Part of a data file

+ + + + +

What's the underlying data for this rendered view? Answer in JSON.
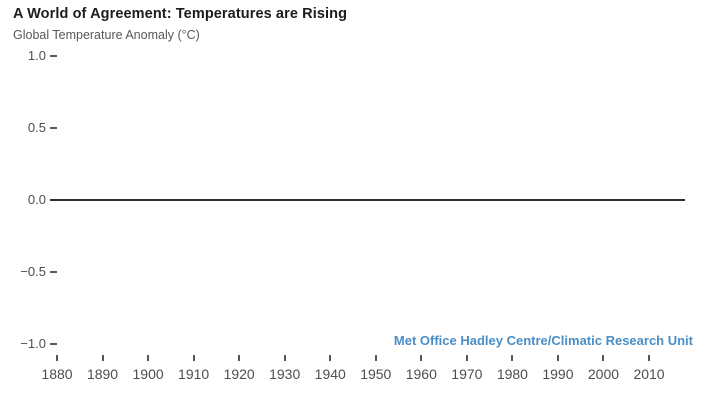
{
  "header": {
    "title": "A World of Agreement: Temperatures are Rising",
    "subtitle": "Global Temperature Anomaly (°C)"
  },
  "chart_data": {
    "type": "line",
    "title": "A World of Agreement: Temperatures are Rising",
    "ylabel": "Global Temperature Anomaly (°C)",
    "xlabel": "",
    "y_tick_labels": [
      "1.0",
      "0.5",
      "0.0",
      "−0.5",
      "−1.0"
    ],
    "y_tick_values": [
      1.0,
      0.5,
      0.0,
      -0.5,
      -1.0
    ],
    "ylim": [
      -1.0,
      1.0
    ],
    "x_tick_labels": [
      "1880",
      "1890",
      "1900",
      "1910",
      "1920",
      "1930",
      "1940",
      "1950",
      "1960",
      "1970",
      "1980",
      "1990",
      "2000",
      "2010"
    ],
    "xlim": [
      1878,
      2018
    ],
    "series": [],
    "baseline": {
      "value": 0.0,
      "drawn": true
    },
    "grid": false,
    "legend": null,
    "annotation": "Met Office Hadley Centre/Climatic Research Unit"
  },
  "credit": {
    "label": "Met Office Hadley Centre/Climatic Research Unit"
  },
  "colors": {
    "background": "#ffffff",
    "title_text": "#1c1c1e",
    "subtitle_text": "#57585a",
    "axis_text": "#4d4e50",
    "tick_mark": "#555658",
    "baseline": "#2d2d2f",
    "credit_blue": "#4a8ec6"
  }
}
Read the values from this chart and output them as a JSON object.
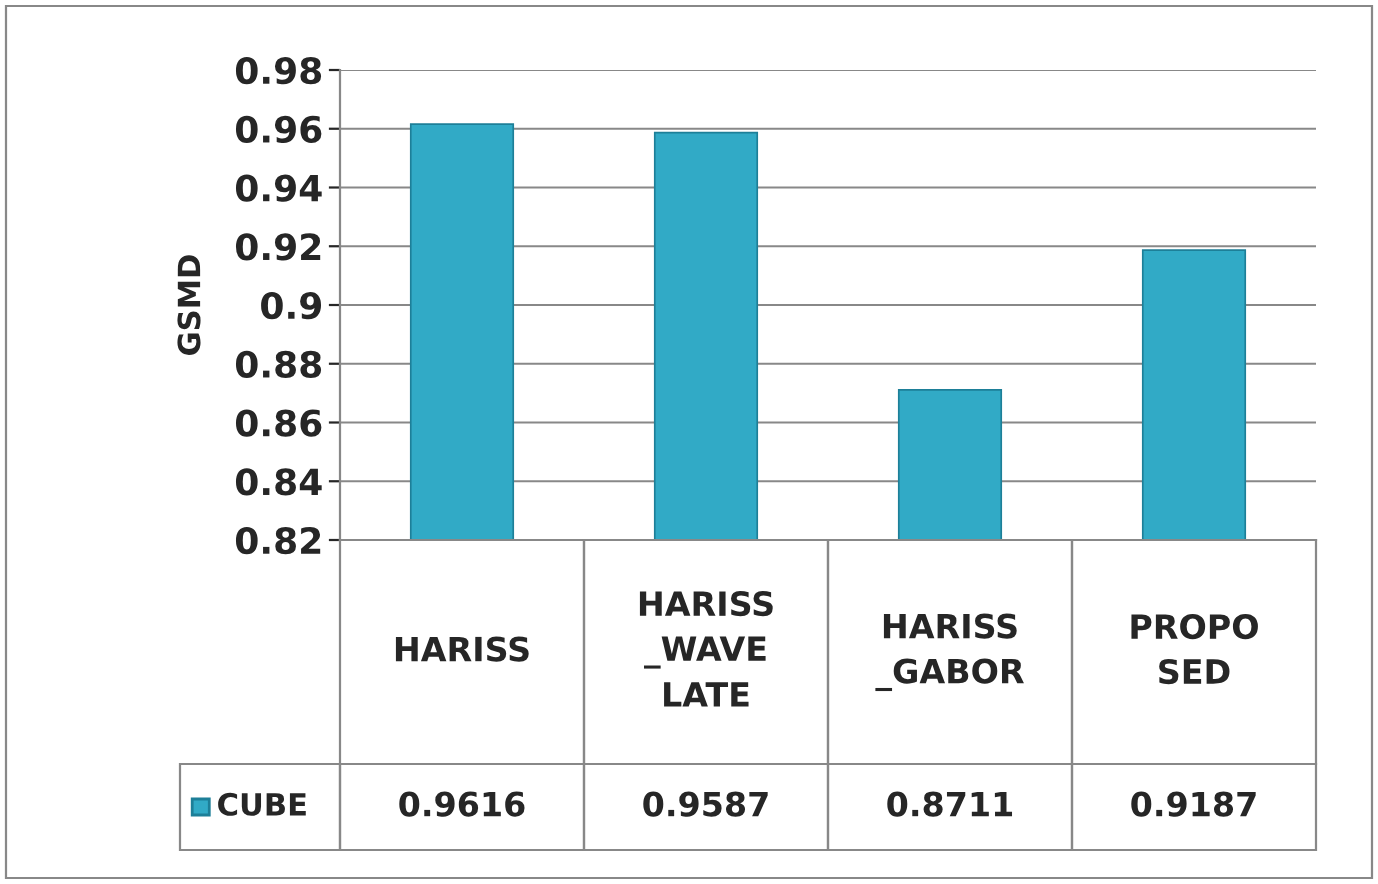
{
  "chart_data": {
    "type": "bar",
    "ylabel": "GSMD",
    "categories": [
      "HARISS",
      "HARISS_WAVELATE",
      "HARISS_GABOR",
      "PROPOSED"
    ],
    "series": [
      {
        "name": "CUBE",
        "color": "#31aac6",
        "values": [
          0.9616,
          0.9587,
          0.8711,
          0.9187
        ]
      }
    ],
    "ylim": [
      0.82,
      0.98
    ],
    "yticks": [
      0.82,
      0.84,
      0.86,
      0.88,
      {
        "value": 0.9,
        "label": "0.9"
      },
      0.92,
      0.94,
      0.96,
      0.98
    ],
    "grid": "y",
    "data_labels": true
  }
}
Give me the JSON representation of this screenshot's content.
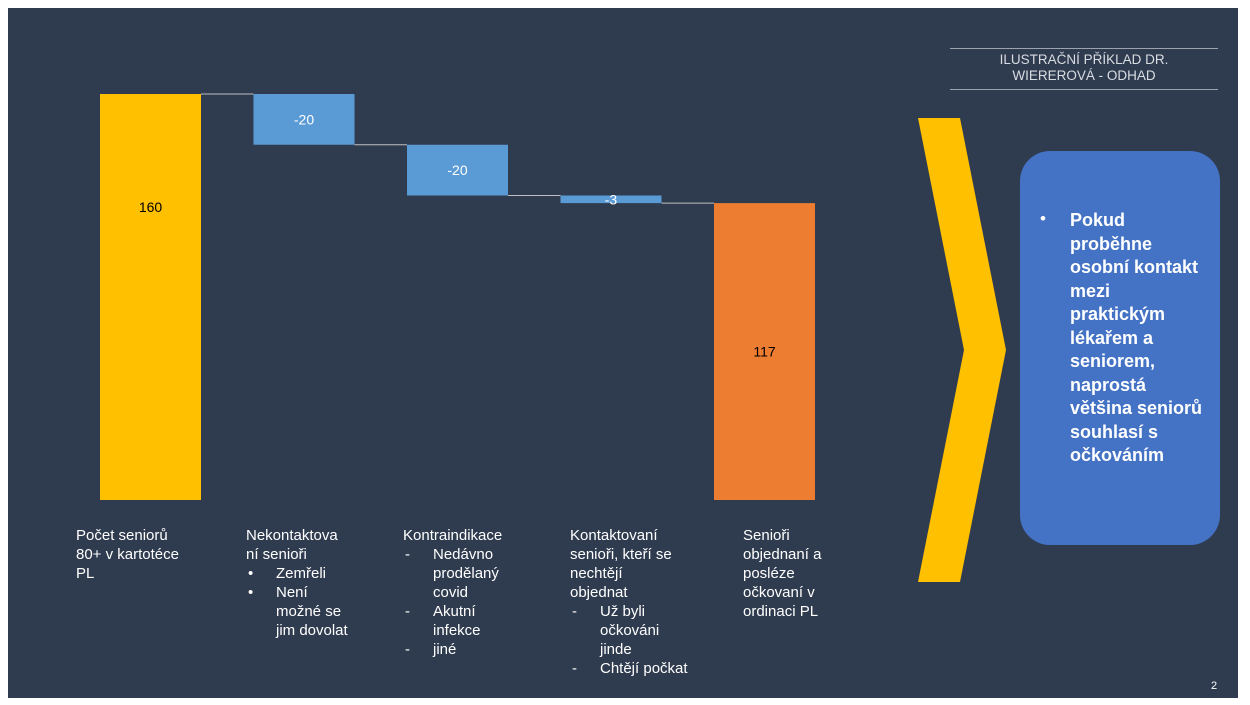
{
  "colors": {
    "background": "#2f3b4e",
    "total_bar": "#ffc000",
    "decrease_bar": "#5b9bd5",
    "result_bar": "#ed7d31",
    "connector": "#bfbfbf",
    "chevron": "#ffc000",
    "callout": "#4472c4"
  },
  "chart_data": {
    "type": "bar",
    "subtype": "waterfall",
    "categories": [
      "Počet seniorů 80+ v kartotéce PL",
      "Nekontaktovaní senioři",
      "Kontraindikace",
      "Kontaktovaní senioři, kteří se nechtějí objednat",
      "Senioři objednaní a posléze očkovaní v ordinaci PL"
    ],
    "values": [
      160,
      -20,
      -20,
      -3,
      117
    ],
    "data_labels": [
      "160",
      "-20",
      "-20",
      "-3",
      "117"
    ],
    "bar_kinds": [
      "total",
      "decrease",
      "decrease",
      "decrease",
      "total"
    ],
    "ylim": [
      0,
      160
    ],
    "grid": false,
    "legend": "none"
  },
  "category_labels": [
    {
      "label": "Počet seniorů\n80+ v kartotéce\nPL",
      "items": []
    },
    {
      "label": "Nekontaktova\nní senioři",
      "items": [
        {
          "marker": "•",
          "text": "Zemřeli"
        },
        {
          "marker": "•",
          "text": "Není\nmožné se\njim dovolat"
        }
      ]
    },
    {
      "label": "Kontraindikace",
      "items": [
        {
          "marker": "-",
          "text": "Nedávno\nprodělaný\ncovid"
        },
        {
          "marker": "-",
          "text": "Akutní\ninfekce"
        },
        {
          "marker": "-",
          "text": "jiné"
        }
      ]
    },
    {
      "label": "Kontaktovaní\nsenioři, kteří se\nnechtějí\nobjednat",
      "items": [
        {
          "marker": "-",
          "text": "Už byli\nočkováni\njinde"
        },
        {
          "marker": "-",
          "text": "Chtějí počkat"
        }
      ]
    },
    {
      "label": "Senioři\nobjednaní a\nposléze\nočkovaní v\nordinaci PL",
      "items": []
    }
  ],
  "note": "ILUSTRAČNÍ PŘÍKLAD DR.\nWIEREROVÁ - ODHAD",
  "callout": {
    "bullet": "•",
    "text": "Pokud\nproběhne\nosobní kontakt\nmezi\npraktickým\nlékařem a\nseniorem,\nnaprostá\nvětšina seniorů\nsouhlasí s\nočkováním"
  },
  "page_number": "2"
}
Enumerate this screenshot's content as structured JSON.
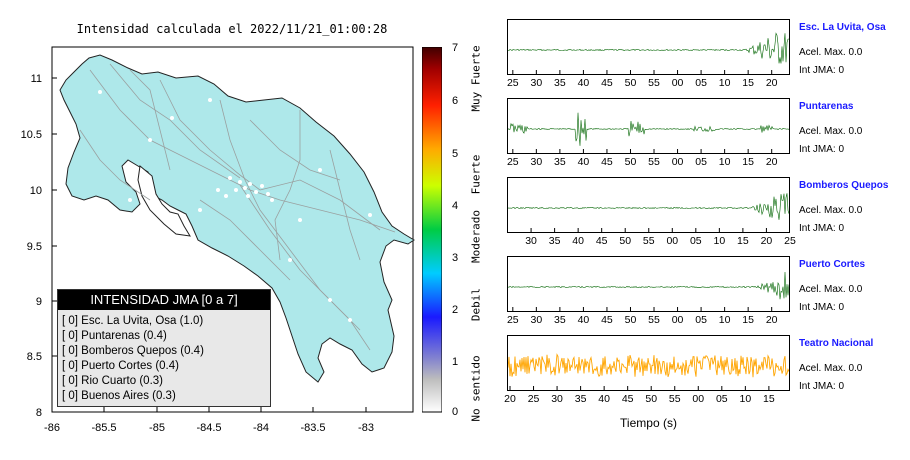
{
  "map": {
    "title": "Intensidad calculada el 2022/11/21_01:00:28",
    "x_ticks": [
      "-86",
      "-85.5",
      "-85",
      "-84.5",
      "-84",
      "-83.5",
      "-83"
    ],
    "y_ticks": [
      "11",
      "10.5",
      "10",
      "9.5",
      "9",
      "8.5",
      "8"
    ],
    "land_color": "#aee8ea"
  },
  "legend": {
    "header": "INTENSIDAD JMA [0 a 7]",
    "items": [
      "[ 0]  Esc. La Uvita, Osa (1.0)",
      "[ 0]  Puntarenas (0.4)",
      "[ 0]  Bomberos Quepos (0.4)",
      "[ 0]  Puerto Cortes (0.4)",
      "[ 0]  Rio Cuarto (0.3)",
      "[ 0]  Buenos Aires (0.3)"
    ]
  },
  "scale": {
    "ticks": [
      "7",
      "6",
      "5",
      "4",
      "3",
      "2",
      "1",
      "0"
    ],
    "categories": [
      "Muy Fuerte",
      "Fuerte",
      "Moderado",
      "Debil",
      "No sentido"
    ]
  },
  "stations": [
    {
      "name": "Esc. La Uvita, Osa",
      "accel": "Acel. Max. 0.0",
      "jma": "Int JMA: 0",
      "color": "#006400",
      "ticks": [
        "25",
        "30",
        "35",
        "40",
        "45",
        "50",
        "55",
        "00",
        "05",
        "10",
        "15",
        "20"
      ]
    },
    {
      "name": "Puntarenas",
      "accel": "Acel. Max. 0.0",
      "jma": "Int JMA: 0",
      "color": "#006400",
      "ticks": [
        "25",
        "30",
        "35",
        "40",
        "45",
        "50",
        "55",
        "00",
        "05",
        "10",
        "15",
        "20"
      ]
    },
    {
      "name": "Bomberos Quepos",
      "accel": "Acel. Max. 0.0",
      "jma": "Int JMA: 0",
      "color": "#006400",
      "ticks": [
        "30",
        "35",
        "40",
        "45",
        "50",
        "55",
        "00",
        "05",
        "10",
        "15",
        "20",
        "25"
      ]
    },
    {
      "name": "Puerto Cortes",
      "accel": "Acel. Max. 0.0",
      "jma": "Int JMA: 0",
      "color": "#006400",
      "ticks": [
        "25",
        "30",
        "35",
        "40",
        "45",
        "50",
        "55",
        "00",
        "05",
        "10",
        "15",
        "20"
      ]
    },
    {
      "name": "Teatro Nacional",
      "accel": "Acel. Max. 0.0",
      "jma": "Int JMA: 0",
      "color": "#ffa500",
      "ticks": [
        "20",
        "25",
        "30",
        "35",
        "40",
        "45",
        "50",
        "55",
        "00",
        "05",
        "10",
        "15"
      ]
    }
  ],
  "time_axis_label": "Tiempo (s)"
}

+ + + + +

#### TASK TO COMPLETE:
Set the data above down again exactly as given, with no pictures.

#### TASK RESULT:
What's the underlying data for this rendered view? Answer in JSON.
{
  "header": {
    "title": "A World of Agreement: Temperatures are Rising",
    "subtitle": "Global Temperature Anomaly (°C)"
  },
  "chart_data": {
    "type": "line",
    "title": "A World of Agreement: Temperatures are Rising",
    "ylabel": "Global Temperature Anomaly (°C)",
    "xlabel": "",
    "y_tick_labels": [
      "1.0",
      "0.5",
      "0.0",
      "−0.5",
      "−1.0"
    ],
    "y_tick_values": [
      1.0,
      0.5,
      0.0,
      -0.5,
      -1.0
    ],
    "ylim": [
      -1.0,
      1.0
    ],
    "x_tick_labels": [
      "1880",
      "1890",
      "1900",
      "1910",
      "1920",
      "1930",
      "1940",
      "1950",
      "1960",
      "1970",
      "1980",
      "1990",
      "2000",
      "2010"
    ],
    "xlim": [
      1878,
      2018
    ],
    "series": [],
    "baseline": {
      "value": 0.0,
      "drawn": true
    },
    "grid": false,
    "legend": null,
    "annotation": "Met Office Hadley Centre/Climatic Research Unit"
  },
  "credit": {
    "label": "Met Office Hadley Centre/Climatic Research Unit"
  },
  "colors": {
    "background": "#ffffff",
    "title_text": "#1c1c1e",
    "subtitle_text": "#57585a",
    "axis_text": "#4d4e50",
    "tick_mark": "#555658",
    "baseline": "#2d2d2f",
    "credit_blue": "#4a8ec6"
  }
}
Read the values from this chart and output them as a JSON object.
{
  "chart_data": {
    "type": "bar",
    "ylabel": "GSMD",
    "categories": [
      "HARISS",
      "HARISS_WAVELATE",
      "HARISS_GABOR",
      "PROPOSED"
    ],
    "series": [
      {
        "name": "CUBE",
        "color": "#31aac6",
        "values": [
          0.9616,
          0.9587,
          0.8711,
          0.9187
        ]
      }
    ],
    "ylim": [
      0.82,
      0.98
    ],
    "yticks": [
      0.82,
      0.84,
      0.86,
      0.88,
      {
        "value": 0.9,
        "label": "0.9"
      },
      0.92,
      0.94,
      0.96,
      0.98
    ],
    "grid": "y",
    "data_labels": true
  }
}
Give me the JSON representation of this screenshot's content.
{
  "colors": {
    "background": "#2f3b4e",
    "total_bar": "#ffc000",
    "decrease_bar": "#5b9bd5",
    "result_bar": "#ed7d31",
    "connector": "#bfbfbf",
    "chevron": "#ffc000",
    "callout": "#4472c4"
  },
  "chart_data": {
    "type": "bar",
    "subtype": "waterfall",
    "categories": [
      "Počet seniorů 80+ v kartotéce PL",
      "Nekontaktovaní senioři",
      "Kontraindikace",
      "Kontaktovaní senioři, kteří se nechtějí objednat",
      "Senioři objednaní a posléze očkovaní v ordinaci PL"
    ],
    "values": [
      160,
      -20,
      -20,
      -3,
      117
    ],
    "data_labels": [
      "160",
      "-20",
      "-20",
      "-3",
      "117"
    ],
    "bar_kinds": [
      "total",
      "decrease",
      "decrease",
      "decrease",
      "total"
    ],
    "ylim": [
      0,
      160
    ],
    "grid": false,
    "legend": "none"
  },
  "category_labels": [
    {
      "label": "Počet seniorů\n80+ v kartotéce\nPL",
      "items": []
    },
    {
      "label": "Nekontaktova\nní senioři",
      "items": [
        {
          "marker": "•",
          "text": "Zemřeli"
        },
        {
          "marker": "•",
          "text": "Není\nmožné se\njim dovolat"
        }
      ]
    },
    {
      "label": "Kontraindikace",
      "items": [
        {
          "marker": "-",
          "text": "Nedávno\nprodělaný\ncovid"
        },
        {
          "marker": "-",
          "text": "Akutní\ninfekce"
        },
        {
          "marker": "-",
          "text": "jiné"
        }
      ]
    },
    {
      "label": "Kontaktovaní\nsenioři, kteří se\nnechtějí\nobjednat",
      "items": [
        {
          "marker": "-",
          "text": "Už byli\nočkováni\njinde"
        },
        {
          "marker": "-",
          "text": "Chtějí počkat"
        }
      ]
    },
    {
      "label": "Senioři\nobjednaní a\nposléze\nočkovaní v\nordinaci PL",
      "items": []
    }
  ],
  "note": "ILUSTRAČNÍ PŘÍKLAD DR.\nWIEREROVÁ - ODHAD",
  "callout": {
    "bullet": "•",
    "text": "Pokud\nproběhne\nosobní kontakt\nmezi\npraktickým\nlékařem a\nseniorem,\nnaprostá\nvětšina seniorů\nsouhlasí s\nočkováním"
  },
  "page_number": "2"
}
Enumerate this screenshot's content as structured JSON.
{
  "map": {
    "title": "Intensidad calculada el 2022/11/21_01:00:28",
    "x_ticks": [
      "-86",
      "-85.5",
      "-85",
      "-84.5",
      "-84",
      "-83.5",
      "-83"
    ],
    "y_ticks": [
      "11",
      "10.5",
      "10",
      "9.5",
      "9",
      "8.5",
      "8"
    ],
    "land_color": "#aee8ea"
  },
  "legend": {
    "header": "INTENSIDAD JMA [0 a 7]",
    "items": [
      "[ 0]  Esc. La Uvita, Osa (1.0)",
      "[ 0]  Puntarenas (0.4)",
      "[ 0]  Bomberos Quepos (0.4)",
      "[ 0]  Puerto Cortes (0.4)",
      "[ 0]  Rio Cuarto (0.3)",
      "[ 0]  Buenos Aires (0.3)"
    ]
  },
  "scale": {
    "ticks": [
      "7",
      "6",
      "5",
      "4",
      "3",
      "2",
      "1",
      "0"
    ],
    "categories": [
      "Muy Fuerte",
      "Fuerte",
      "Moderado",
      "Debil",
      "No sentido"
    ]
  },
  "stations": [
    {
      "name": "Esc. La Uvita, Osa",
      "accel": "Acel. Max. 0.0",
      "jma": "Int JMA: 0",
      "color": "#006400",
      "ticks": [
        "25",
        "30",
        "35",
        "40",
        "45",
        "50",
        "55",
        "00",
        "05",
        "10",
        "15",
        "20"
      ]
    },
    {
      "name": "Puntarenas",
      "accel": "Acel. Max. 0.0",
      "jma": "Int JMA: 0",
      "color": "#006400",
      "ticks": [
        "25",
        "30",
        "35",
        "40",
        "45",
        "50",
        "55",
        "00",
        "05",
        "10",
        "15",
        "20"
      ]
    },
    {
      "name": "Bomberos Quepos",
      "accel": "Acel. Max. 0.0",
      "jma": "Int JMA: 0",
      "color": "#006400",
      "ticks": [
        "30",
        "35",
        "40",
        "45",
        "50",
        "55",
        "00",
        "05",
        "10",
        "15",
        "20",
        "25"
      ]
    },
    {
      "name": "Puerto Cortes",
      "accel": "Acel. Max. 0.0",
      "jma": "Int JMA: 0",
      "color": "#006400",
      "ticks": [
        "25",
        "30",
        "35",
        "40",
        "45",
        "50",
        "55",
        "00",
        "05",
        "10",
        "15",
        "20"
      ]
    },
    {
      "name": "Teatro Nacional",
      "accel": "Acel. Max. 0.0",
      "jma": "Int JMA: 0",
      "color": "#ffa500",
      "ticks": [
        "20",
        "25",
        "30",
        "35",
        "40",
        "45",
        "50",
        "55",
        "00",
        "05",
        "10",
        "15"
      ]
    }
  ],
  "time_axis_label": "Tiempo (s)"
}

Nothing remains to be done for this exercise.